» Extract to read
--

Inspiring Older Readers

posted on 02 Jun 2025

Matryona’s House and other stories by Solzhenitsyn

Back in 2019 I reread J.L. Carr’s A Month in the Country (reviewed here) and I was surprised to find that in her introduction to the Penguin Modern Classics edition Penelope Fitzgerald said that the intensity of its depiction of rural atmosphere reminded her of Solzhenitsyn’s short story, Matryona’s House. I remember thinking that perhaps only Fitzgerald would make such an unlikely connection. A couple of weeks ago I finally got round to rereading that early Solzhenitsyn short story.

Even before I opened the book I was whisked back in time to when I first began to see this iconic cover (pictured) appearing on bookshop shelves in the very early-70s. I remember registering that the cover was designed and illustrated by someone called David King, and although it would be years before this meant anything to me, I began to notice his name on covers for Penguin and other publishers. King, who died suddenly in 2016, is now widely acclaimed as a graphic designer, photographer, writer and archivist, as renowned for the gigantic collection of Soviet-era material he amassed and for his graphic design for numerous radical and left-wing campaigns throughout the 70s and 80s as he is for his commercial design work. His entire archive has now been acquired by the Tate. 

This explains very little about Solzhenitsyn’s story, I realise, but perhaps does help to explain the mysterious process whereby some books become associated with a sort of hinterland of memories and associations which render them all the richer and all the dearer to us. Anyway, back to Matryona’s House. It is 1953. Ignatich, the narrator, is a former prisoner and a maths teacher who is trying to find work and lodgings after his release from a lengthy prison camp sentence, his return from the ‘hot, dusty wastelands’ delayed, he says with mild irony, ‘by a little matter of ten years’ (presumably an additional sentence imposed for some infraction or other – not uncommon in Stalin’s gulags). It is also likely that Ignatich’s release has been occasioned by Stalin’s death in early-March of that year.

--

» Record list
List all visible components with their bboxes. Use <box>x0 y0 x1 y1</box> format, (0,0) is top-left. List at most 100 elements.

--

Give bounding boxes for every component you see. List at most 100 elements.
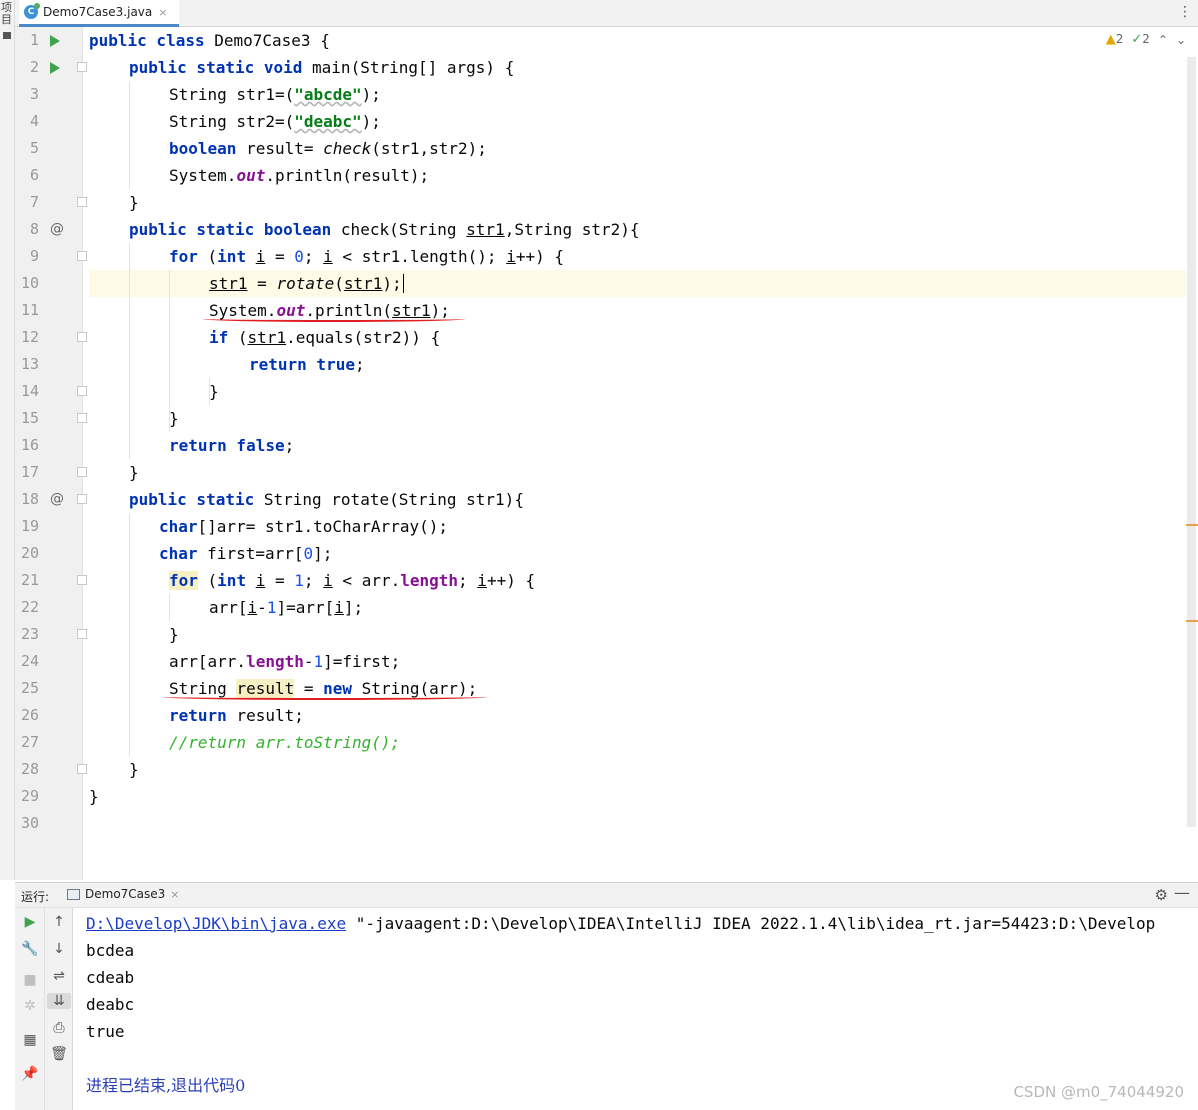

--

» What you need to do
**A.** In the post about rereading Matryona's House, what year is the story set in?
**B.** Carry on writing the post about rereading Matryona's House from the point where it ends.

» Answers for the exercise
**A.** 1953.

**B.**
Ignatich has made his way to the tiny rural hamlet of Miltsevo. After failing to find lodgings in several places, he is referred to Matryona, a widow who lives in what was once a pleasant dacha-style house, built some thirty or forty years earlier, now dilapidated and infested with vermin, but nonetheless comfortable. Matryona herself is tirelessly active, collecting peat to fuel the stoves through the appalling winter cold, digging potatoes or collecting berries, shopping or bartering for food, endless futile trips to various administrative offices in pursuit of her pension, work at the local collective farm, the occasional visit to see neighbours. 

Ignatich decides that lodgings with Matryona will suit him very well. While he recognises that her eccentricities and superstition and narrow experience may well drive him to distraction, nonetheless he admires and respects Matryona and acknowledges her importance in the tiny rural community he gradually comes to regard as home. Her life has been punishingly had and has involved much suffering, but within the confines of her essentially peasant morality she has always tried to do the right thing and to do good. She may in some sense even be a ‘Mother Russia’ figure.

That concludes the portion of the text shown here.